==== SOURCE DOCUMENT
In the following, the material and methods for establishing a full automatic simulation pipeline are discussed first. Subsequently, the results applying this pipeline to an exemplary medical case are presented. This is followed by a discussion. Finally, the work is summarized, some conclusions are drawn, and an outlook is given.

2 Materials and methods

To enrich standardized functional diagnosis with results from realistic, physics-based numerical simulations and from reliable experimental measurements, the whole simulation pipeline and 4-PR measurements are integrated into an easy extendable and accessible framework. The framework consists of the components outlined in Fig. 1. To provide a user-friendly access to the framework’s functionalities, a web-based Jupyter environment is developed that provides components to upload CT data sets, monitor HPC simulation, and visualize and analyze the simulation results. A typical case analysis may consist of the following steps:

  1. (i)

    clinical 4-PR diagnostics evaluate the nasal respiratory capability in-vivo;

  2. (ii)

    the user uploads a CT data set and the 4-PR results; the anonymization is performed on the client side;

  3. (iii)

    ML algorithms segment the CT data set;

  4. (iv)

    a three-dimensional geometrical representation of the nasal cavity is generated and prepared for a simulation;

  5. (v)

    a stationary CFD simulation of the respiratory flow is performed on an HPC system;

  6. (vi)

    at run time the results are processed and visualized;

  7. (vii)
========
WORK INSTRUCTION 1: Print the passage on the nasal airflow simulation pipeline from "In the following, the" to "outlook is given.".
WORK INSTRUCTION 2: Proceed with the passage on the nasal airflow simulation pipeline from the point where it stops.
The material comes from a separate source.
==== SUPPLIED ENTRIES
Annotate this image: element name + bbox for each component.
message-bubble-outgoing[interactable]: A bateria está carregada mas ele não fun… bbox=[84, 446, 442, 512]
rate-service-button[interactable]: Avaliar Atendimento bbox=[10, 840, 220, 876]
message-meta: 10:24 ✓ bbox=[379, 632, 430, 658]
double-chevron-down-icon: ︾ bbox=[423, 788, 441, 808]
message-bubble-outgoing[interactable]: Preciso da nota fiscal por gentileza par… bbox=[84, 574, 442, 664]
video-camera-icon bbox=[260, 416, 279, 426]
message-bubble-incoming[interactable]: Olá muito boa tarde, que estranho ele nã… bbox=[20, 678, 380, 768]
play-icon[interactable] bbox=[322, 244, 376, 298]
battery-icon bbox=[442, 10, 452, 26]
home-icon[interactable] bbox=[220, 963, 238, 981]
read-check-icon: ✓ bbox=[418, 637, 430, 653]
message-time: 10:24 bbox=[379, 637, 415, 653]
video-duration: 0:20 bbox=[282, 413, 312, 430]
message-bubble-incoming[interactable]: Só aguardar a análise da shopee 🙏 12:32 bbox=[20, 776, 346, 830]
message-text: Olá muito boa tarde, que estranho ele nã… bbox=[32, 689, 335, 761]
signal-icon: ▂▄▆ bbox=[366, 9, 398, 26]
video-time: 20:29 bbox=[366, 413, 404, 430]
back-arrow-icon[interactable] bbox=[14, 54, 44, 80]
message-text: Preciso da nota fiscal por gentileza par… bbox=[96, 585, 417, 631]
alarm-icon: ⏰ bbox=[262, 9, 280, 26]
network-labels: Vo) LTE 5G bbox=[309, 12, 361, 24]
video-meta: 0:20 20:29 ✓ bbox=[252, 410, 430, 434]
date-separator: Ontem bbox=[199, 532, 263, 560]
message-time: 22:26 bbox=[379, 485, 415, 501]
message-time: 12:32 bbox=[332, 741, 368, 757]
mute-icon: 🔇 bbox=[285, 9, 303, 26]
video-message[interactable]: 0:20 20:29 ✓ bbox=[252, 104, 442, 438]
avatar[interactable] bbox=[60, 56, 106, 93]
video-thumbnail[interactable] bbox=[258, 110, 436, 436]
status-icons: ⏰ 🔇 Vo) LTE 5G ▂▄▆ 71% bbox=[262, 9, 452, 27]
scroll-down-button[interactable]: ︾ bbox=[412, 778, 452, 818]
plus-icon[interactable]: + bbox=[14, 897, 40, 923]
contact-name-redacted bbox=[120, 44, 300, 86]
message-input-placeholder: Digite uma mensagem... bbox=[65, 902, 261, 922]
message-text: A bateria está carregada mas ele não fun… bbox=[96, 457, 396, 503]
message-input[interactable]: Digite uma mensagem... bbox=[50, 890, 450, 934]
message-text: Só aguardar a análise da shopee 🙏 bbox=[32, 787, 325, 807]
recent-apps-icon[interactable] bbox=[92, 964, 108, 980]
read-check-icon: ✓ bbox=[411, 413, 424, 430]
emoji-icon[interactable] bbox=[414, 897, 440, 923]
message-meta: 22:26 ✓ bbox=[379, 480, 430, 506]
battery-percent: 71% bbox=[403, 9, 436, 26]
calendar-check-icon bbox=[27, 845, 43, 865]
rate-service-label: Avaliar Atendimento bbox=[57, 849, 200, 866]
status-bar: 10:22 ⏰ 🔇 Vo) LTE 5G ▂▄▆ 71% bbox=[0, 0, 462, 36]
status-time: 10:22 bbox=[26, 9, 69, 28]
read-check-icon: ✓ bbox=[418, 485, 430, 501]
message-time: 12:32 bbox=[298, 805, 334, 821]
========
RESPONSE 1:
In the following, the material and methods for establishing a full automatic simulation pipeline are discussed first. Subsequently, the results applying this pipeline to an exemplary medical case are presented. This is followed by a discussion. Finally, the work is summarized, some conclusions are drawn, and an outlook is given.

RESPONSE 2:
    the final results are presented to the user together with the uploaded 4-PR measurements;

Fig. 1
figure 1

Jupyter-based framework for the simulation of respiratory flows and interactive supercomputing

In the following sections, the core components that constitute the pipeline from clinical diagnostics using 4-PR over CT data set upload and geometry acquisition to enhanced diagnostic results based on CFD are presented. That is, the 4-PR technology, the Jupyter environment, the methods for acquiring the geometry and the numerical simulations of the flow, in-situ visualization, and post-processing techniques are introduced.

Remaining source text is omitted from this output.